### Problem requirements
Reproduce all of the listing below without alteration.

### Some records
++++++++
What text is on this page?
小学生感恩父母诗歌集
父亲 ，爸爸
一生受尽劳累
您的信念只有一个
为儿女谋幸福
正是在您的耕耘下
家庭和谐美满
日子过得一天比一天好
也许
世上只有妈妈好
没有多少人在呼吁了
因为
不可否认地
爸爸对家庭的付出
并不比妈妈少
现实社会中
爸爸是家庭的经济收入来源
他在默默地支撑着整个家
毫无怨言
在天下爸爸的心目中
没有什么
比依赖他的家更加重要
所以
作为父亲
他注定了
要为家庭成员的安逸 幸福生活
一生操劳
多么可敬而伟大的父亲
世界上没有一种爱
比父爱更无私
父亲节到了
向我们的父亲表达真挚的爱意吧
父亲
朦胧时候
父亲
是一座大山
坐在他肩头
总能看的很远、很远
++++++++
### Exercise result
What text is on this page?
小学生感恩父母诗歌集
父亲 ，爸爸
一生受尽劳累
您的信念只有一个
为儿女谋幸福
正是在您的耕耘下
家庭和谐美满
日子过得一天比一天好
也许
世上只有妈妈好
没有多少人在呼吁了
因为
不可否认地
爸爸对家庭的付出
并不比妈妈少
现实社会中
爸爸是家庭的经济收入来源
他在默默地支撑着整个家
毫无怨言
在天下爸爸的心目中
没有什么
比依赖他的家更加重要
所以
作为父亲
他注定了
要为家庭成员的安逸 幸福生活
一生操劳
多么可敬而伟大的父亲
世界上没有一种爱
比父爱更无私
父亲节到了
向我们的父亲表达真挚的爱意吧
父亲
朦胧时候
父亲
是一座大山
坐在他肩头
总能看的很远、很远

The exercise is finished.